О том, как одаренный и даже крупный художник в специфических условиях советской власти переставал быть собой, убивая не только свой дар и художественную индивидуальность, но даже теряя свои профессиональные качества, на страницах этой книги говорилось уже не раз. А.Н. Толстой, написавший безликую и бездарную повесть «Хлеб». Юрий Олеша, о падении которого Аркадий Белинков рассказал с обстоятельностью, быть может, даже излишней. Николай Тихонов, утративший даже профессиональное умение «ставить слово после слова». Константин Федин, последний роман которого даже в редакции публиковавшего его журнала смогли прочесть только корректоры. Леонид Соболев.. Да мало ли кто еще, о ком я уже упоминал, а также о ком не упоминал, но мог бы упомянуть.

С Эрдманом как будто случилось то же самое. Но на самом деле – совсем другое. И случай его в известном смысле уникален.

Начать с того, что не только профессиональных качеств и яркости дарования, но и присущего всему, что он писал, художественного блеска он не утратил.

Все сочинявшиеся им на протяжении последующей его творческой жизни сцены, куплеты, интермедии и сценарии отмечены неизменно свойственным ему изяществом, остроумием, ни в малой мере не утраченным им профессиональным совершенством.

Он, как был, так и остался профессионалом высочайшего класса.

Но попыток сочинить что-то «свое» больше не предпринимал.

Впрочем, – нет. Одну такую попытку он не только предпринял, но даже довольно долго еще этот свой замысел лелеял, не теряя надежды, что рано или поздно ему удастся его осуществить.

► Однажды вечером мы сидели вдвоем в комнате Тамары у топившейся печки (центрального отопления не было), и Николай Робертович рассказал мне начало своей пьесы «Гипнотизер», что с ним бывало крайне редко, он не любил говорить о своем творчестве вот так запросто. А здесь вдруг он обратился ко мне и сказал: «Хочешь, я расскажу тебе пьесу, которую задумал?» Это было только начало, но смысл был ясен. В провинциальный город приезжает гипнотизер и во время сеанса гипноза всех заставляет говорить правду, и тут-то все самое интересное и начинается, так как говорят правду руководящие работники...

Написан им был, кажется, только первый акт.

К большому сожалению, он пьесу так и не закончил, понимая, что все равно ее не пропустят. Да и Миша Вольпин, тоже очень напуганный человек, ему не советовал.

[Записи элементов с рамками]
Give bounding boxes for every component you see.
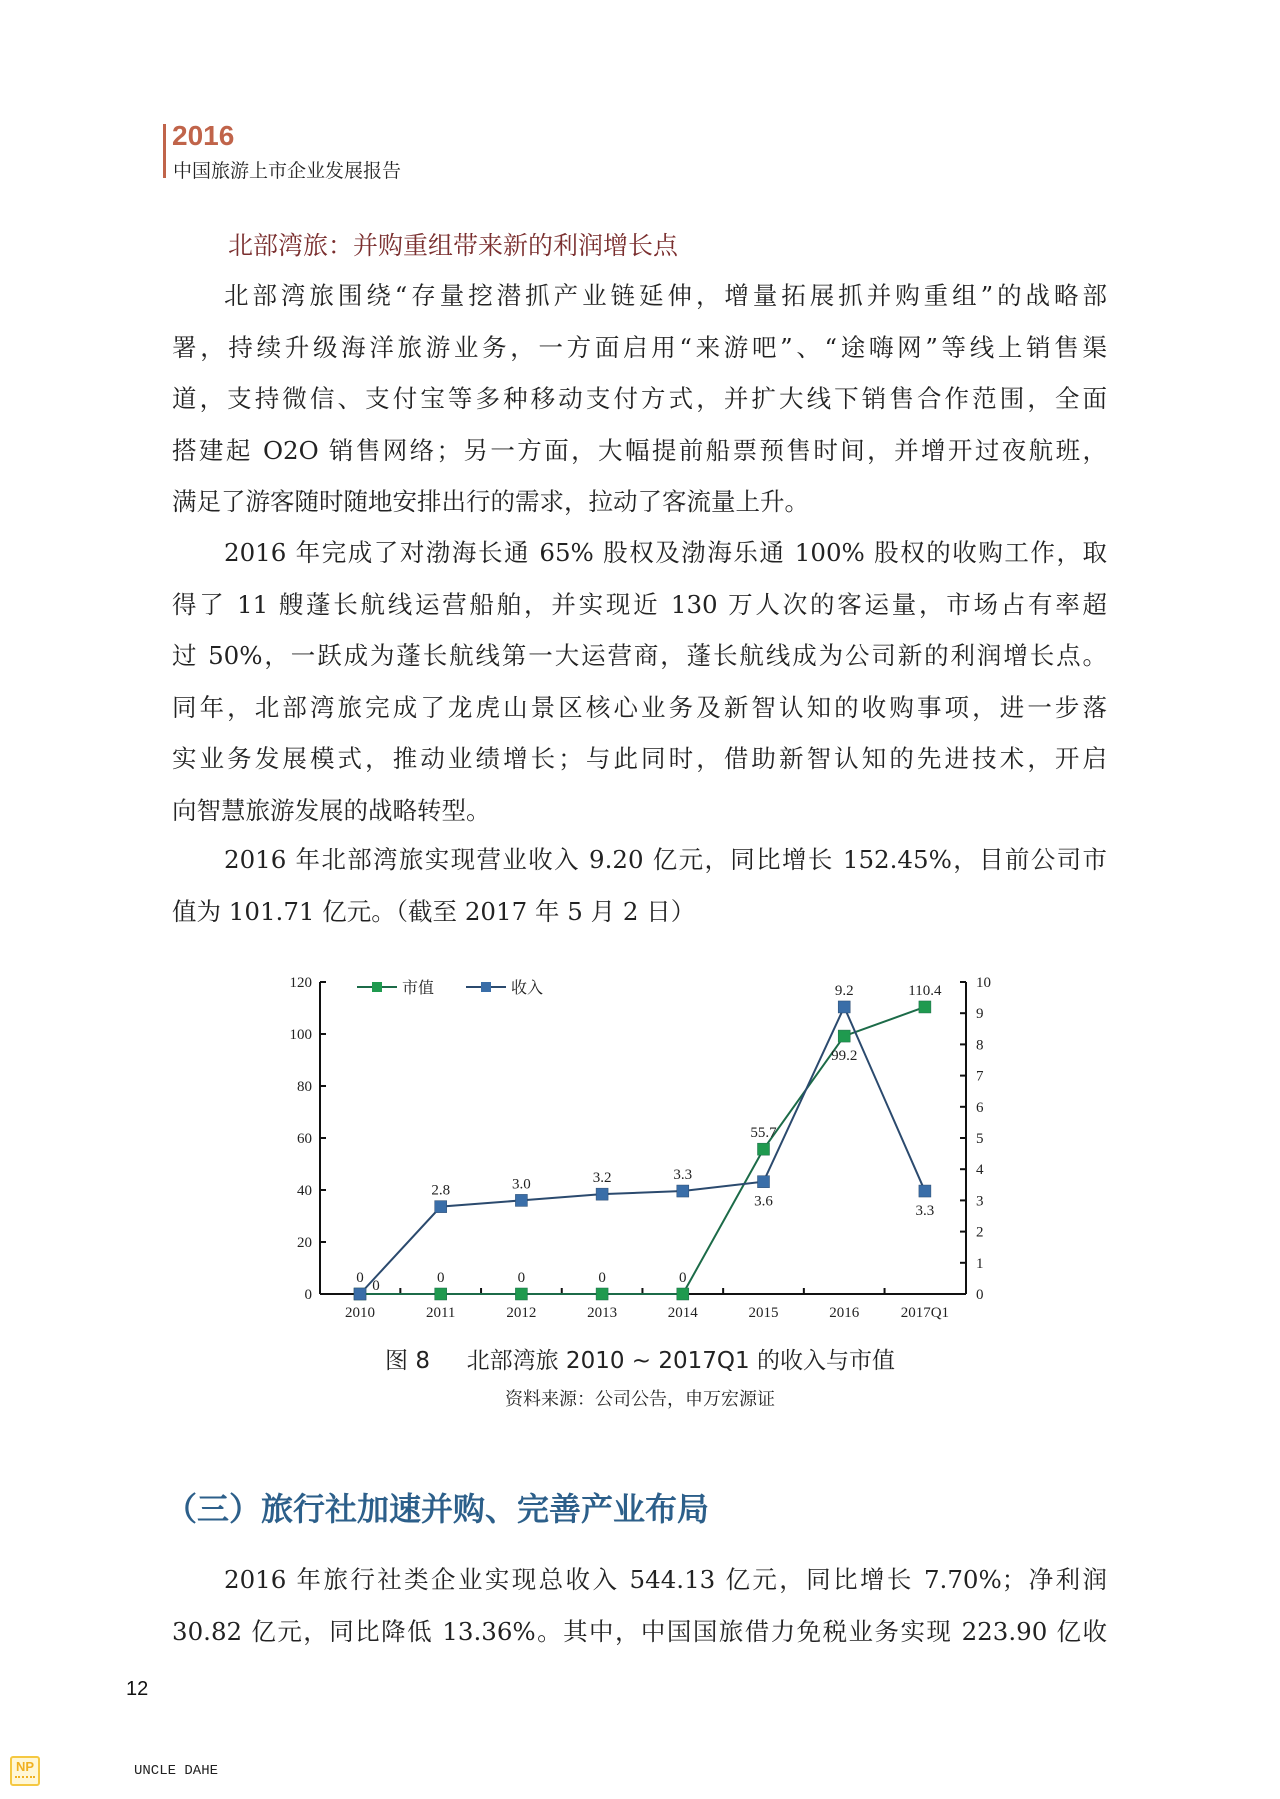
data-point-marker bbox=[435, 1201, 447, 1213]
data-point-marker bbox=[758, 1176, 770, 1188]
right-axis-tick-label: 1 bbox=[976, 1255, 984, 1272]
x-axis-tick-label: 2010 bbox=[345, 1305, 375, 1321]
chart-series-markers bbox=[354, 1001, 931, 1300]
data-label: 3.3 bbox=[915, 1203, 935, 1220]
figure-caption bbox=[0, 1342, 1280, 1375]
data-point-marker bbox=[435, 1288, 447, 1300]
watermark-text: UNCLE DAHE bbox=[134, 1763, 219, 1779]
watermark-logo-text: NP bbox=[15, 1759, 35, 1774]
text-line: 得了 11 艘蓬长航线运营船舶，并实现近 130 万人次的客运量，市场占有率超 bbox=[172, 589, 1107, 619]
right-axis-tick-label: 4 bbox=[976, 1162, 984, 1179]
data-label: 0 bbox=[679, 1270, 687, 1286]
data-point-marker bbox=[919, 1001, 931, 1013]
section-subheading: 北部湾旅：并购重组带来新的利润增长点 bbox=[228, 231, 679, 260]
x-axis-tick-label: 2017Q1 bbox=[900, 1305, 950, 1321]
right-axis-tick-label: 7 bbox=[976, 1068, 984, 1085]
legend-marker bbox=[481, 982, 491, 992]
legend-item-市值 bbox=[357, 979, 434, 997]
data-point-marker bbox=[515, 1194, 527, 1206]
line-chart bbox=[0, 960, 1280, 1321]
data-point-marker bbox=[515, 1288, 527, 1300]
data-point-marker bbox=[758, 1143, 770, 1155]
text-line: 向智慧旅游发展的战略转型。 bbox=[172, 795, 491, 825]
data-label: 0 bbox=[436, 1270, 445, 1286]
left-axis-tick-label: 0 bbox=[304, 1287, 312, 1303]
watermark-logo bbox=[10, 1756, 40, 1786]
header-subtitle: 中国旅游上市企业发展报告 bbox=[173, 160, 402, 182]
legend-label: 收入 bbox=[511, 980, 544, 997]
page-number: 12 bbox=[126, 1678, 149, 1700]
right-axis-tick-label: 0 bbox=[976, 1287, 984, 1303]
text-line: 署，持续升级海洋旅游业务，一方面启用“来游吧”、“途嗨网”等线上销售渠 bbox=[172, 332, 1107, 362]
right-axis-tick-label: 9 bbox=[976, 1006, 984, 1023]
figure-source: 资料来源：公司公告，申万宏源证 bbox=[505, 1389, 775, 1410]
right-axis-tick-label: 10 bbox=[976, 975, 991, 991]
data-label: 3.3 bbox=[673, 1167, 693, 1184]
right-axis-tick-label: 3 bbox=[976, 1193, 984, 1210]
left-axis-tick-label: 60 bbox=[297, 1131, 312, 1147]
figure-number: 图 8 bbox=[385, 1348, 430, 1374]
x-axis-tick-label: 2012 bbox=[506, 1305, 537, 1321]
data-label: 0 bbox=[517, 1270, 526, 1286]
data-point-marker bbox=[596, 1188, 608, 1200]
x-axis-tick-label: 2013 bbox=[587, 1305, 618, 1321]
left-axis-tick-label: 40 bbox=[297, 1183, 312, 1199]
x-axis-tick-label: 2011 bbox=[425, 1305, 456, 1321]
text-line: 满足了游客随时随地安排出行的需求，拉动了客流量上升。 bbox=[172, 487, 809, 516]
data-label: 9.2 bbox=[834, 982, 854, 999]
data-point-marker bbox=[919, 1185, 931, 1197]
data-label: 99.2 bbox=[831, 1048, 858, 1065]
legend-item-收入 bbox=[466, 979, 543, 997]
text-line: 过 50%，一跃成为蓬长航线第一大运营商，蓬长航线成为公司新的利润增长点。 bbox=[172, 641, 1107, 670]
data-point-marker bbox=[596, 1288, 608, 1300]
x-axis-tick-label: 2014 bbox=[667, 1305, 698, 1321]
text-line: 2016 年完成了对渤海长通 65% 股权及渤海乐通 100% 股权的收购工作，取 bbox=[224, 538, 1107, 567]
header-accent-bar bbox=[163, 124, 166, 178]
data-label: 2.8 bbox=[431, 1182, 451, 1199]
data-point-marker bbox=[838, 1001, 850, 1013]
text-line: 北部湾旅围绕“存量挖潜抓产业链延伸，增量拓展抓并购重组”的战略部 bbox=[224, 281, 1107, 310]
section-heading: （三）旅行社加速并购、完善产业布局 bbox=[165, 1490, 710, 1528]
text-line: 2016 年旅行社类企业实现总收入 544.13 亿元，同比增长 7.70%；净利润 bbox=[224, 1565, 1107, 1594]
paragraph-1 bbox=[172, 270, 1107, 528]
data-point-marker bbox=[677, 1288, 689, 1300]
left-axis-tick-label: 100 bbox=[289, 1027, 312, 1043]
data-point-marker bbox=[677, 1185, 689, 1197]
right-axis-tick-label: 5 bbox=[976, 1131, 984, 1147]
data-label: 55.7 bbox=[750, 1125, 777, 1142]
header-year: 2016 bbox=[172, 120, 235, 151]
text-line: 道，支持微信、支付宝等多种移动支付方式，并扩大线下销售合作范围，全面 bbox=[172, 384, 1107, 413]
legend-marker bbox=[372, 982, 382, 992]
data-label: 0 bbox=[598, 1270, 606, 1286]
figure-title: 北部湾旅 2010 ~ 2017Q1 的收入与市值 bbox=[466, 1348, 895, 1374]
text-line: 2016 年北部湾旅实现营业收入 9.20 亿元，同比增长 152.45%，目前公司市 bbox=[224, 845, 1107, 874]
x-axis-tick-label: 2015 bbox=[748, 1305, 779, 1321]
left-axis-tick-label: 80 bbox=[297, 1079, 312, 1095]
text-line: 30.82 亿元，同比降低 13.36%。其中，中国国旅借力免税业务实现 223.90 亿收 bbox=[172, 1616, 1107, 1646]
legend-label: 市值 bbox=[402, 980, 435, 997]
text-line: 搭建起 O2O 销售网络；另一方面，大幅提前船票预售时间，并增开过夜航班， bbox=[172, 435, 1107, 465]
data-label: 0 bbox=[356, 1270, 364, 1286]
data-label: 3.0 bbox=[512, 1176, 531, 1193]
data-label: 0 bbox=[372, 1278, 380, 1294]
right-axis-tick-label: 2 bbox=[976, 1224, 984, 1241]
data-label: 3.6 bbox=[754, 1193, 773, 1210]
left-axis-tick-label: 20 bbox=[297, 1235, 312, 1251]
paragraph-2 bbox=[172, 527, 1107, 836]
text-line: 实业务发展模式，推动业绩增长；与此同时，借助新智认知的先进技术，开启 bbox=[172, 744, 1107, 773]
right-axis-tick-label: 6 bbox=[976, 1099, 984, 1116]
data-label: 110.4 bbox=[908, 982, 942, 999]
left-axis-tick-label: 120 bbox=[289, 975, 312, 991]
text-line: 同年，北部湾旅完成了龙虎山景区核心业务及新智认知的收购事项，进一步落 bbox=[172, 692, 1107, 722]
right-axis-tick-label: 8 bbox=[976, 1037, 984, 1054]
data-point-marker bbox=[838, 1030, 850, 1042]
x-axis-tick-label: 2016 bbox=[829, 1305, 860, 1321]
paragraph-3 bbox=[172, 834, 1107, 937]
data-label: 3.2 bbox=[592, 1170, 612, 1187]
text-line: 值为 101.71 亿元。（截至 2017 年 5 月 2 日） bbox=[172, 896, 696, 926]
chart-legend bbox=[357, 979, 543, 997]
paragraph-4 bbox=[172, 1554, 1107, 1657]
data-point-marker bbox=[354, 1288, 366, 1300]
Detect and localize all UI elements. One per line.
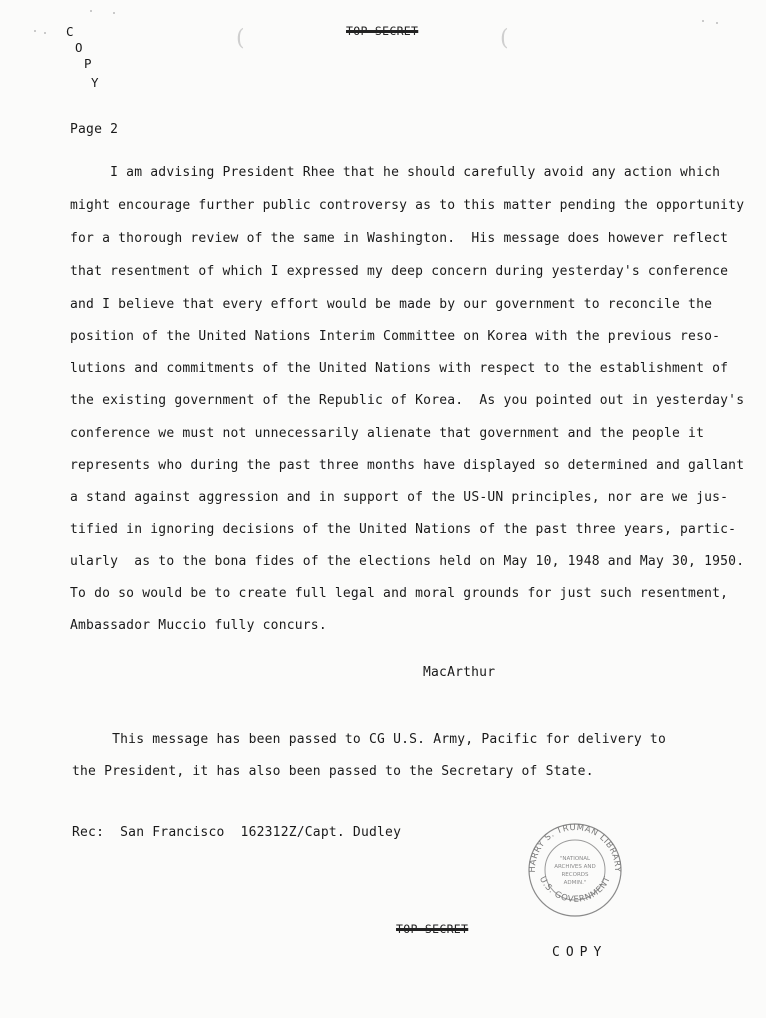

→ **ЗАДАНИЯ**:
**A)** Как называлась пьеса, начало которой Николай Робертович рассказал вечером у печки, согласно отрывку об Эрдмане?
**B)** Пожалуйста, перепишите дословно часть отрывка об Эрдмане между словами «К большому сожалению, он» и «ему не советовал.», включая оба фрагмента.

→ **ОТВЕТЫ**:
**A)** «Гипнотизер».

**B)**
К большому сожалению, он пьесу так и не закончил, понимая, что все равно ее не пропустят. Да и Миша Вольпин, тоже очень напуганный человек, ему не советовал.